▶ What you should do: Extract each line holding the word "LIHC" from the entries.

▶ Data records:
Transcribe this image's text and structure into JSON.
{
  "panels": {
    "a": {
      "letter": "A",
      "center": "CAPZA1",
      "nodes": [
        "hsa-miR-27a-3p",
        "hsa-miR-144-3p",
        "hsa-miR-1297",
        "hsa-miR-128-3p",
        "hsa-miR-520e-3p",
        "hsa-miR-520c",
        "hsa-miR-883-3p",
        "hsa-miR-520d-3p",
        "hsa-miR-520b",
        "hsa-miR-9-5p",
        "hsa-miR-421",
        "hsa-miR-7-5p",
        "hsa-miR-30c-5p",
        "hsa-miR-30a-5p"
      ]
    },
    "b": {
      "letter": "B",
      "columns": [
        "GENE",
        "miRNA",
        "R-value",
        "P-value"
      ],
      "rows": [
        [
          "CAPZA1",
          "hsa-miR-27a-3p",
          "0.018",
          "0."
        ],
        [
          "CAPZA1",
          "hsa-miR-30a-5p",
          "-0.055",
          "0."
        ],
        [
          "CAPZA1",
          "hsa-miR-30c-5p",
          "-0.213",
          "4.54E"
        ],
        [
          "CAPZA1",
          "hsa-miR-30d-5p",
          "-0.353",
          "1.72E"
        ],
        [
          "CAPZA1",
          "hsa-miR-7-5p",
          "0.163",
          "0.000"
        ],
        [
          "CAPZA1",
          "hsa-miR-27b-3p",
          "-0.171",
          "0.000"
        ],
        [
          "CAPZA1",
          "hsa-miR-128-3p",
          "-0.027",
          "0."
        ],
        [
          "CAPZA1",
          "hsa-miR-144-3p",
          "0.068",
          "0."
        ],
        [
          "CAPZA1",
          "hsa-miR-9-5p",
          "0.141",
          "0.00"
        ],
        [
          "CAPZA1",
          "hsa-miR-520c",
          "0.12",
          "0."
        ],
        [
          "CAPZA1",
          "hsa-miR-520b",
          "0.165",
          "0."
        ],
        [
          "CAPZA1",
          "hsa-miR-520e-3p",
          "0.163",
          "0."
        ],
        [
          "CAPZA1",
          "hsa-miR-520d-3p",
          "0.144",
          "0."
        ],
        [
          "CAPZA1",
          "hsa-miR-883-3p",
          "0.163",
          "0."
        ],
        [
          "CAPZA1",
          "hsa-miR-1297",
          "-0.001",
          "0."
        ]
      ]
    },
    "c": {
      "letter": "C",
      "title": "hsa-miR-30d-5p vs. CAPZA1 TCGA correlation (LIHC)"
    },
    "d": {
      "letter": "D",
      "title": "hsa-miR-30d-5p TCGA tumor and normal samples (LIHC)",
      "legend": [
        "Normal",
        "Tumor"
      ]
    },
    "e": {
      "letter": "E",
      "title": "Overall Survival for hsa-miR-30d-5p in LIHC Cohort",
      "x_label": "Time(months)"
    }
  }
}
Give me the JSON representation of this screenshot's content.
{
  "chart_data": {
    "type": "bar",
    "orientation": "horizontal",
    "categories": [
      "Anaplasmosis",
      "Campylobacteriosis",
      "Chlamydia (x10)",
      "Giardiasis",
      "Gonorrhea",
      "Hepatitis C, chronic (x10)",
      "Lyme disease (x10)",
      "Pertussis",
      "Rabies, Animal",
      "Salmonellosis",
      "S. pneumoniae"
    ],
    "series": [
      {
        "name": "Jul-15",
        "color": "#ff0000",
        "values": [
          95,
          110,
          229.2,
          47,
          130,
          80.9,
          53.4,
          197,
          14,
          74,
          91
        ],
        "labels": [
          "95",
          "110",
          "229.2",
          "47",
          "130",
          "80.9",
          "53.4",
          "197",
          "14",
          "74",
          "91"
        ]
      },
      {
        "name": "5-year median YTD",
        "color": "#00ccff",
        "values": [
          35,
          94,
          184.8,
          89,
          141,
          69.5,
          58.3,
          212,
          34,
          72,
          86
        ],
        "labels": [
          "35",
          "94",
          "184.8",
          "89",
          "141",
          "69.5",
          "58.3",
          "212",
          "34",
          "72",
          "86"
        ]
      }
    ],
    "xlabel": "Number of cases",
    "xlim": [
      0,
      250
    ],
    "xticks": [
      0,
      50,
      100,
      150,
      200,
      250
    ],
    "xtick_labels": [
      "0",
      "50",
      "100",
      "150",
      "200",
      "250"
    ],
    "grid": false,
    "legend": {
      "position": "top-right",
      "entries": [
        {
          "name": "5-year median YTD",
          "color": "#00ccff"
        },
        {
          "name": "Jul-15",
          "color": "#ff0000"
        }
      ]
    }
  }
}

▶ Your response:
      "title": "hsa-miR-30d-5p vs. CAPZA1 TCGA correlation (LIHC)"
      "title": "hsa-miR-30d-5p TCGA tumor and normal samples (LIHC)",
      "title": "Overall Survival for hsa-miR-30d-5p in LIHC Cohort",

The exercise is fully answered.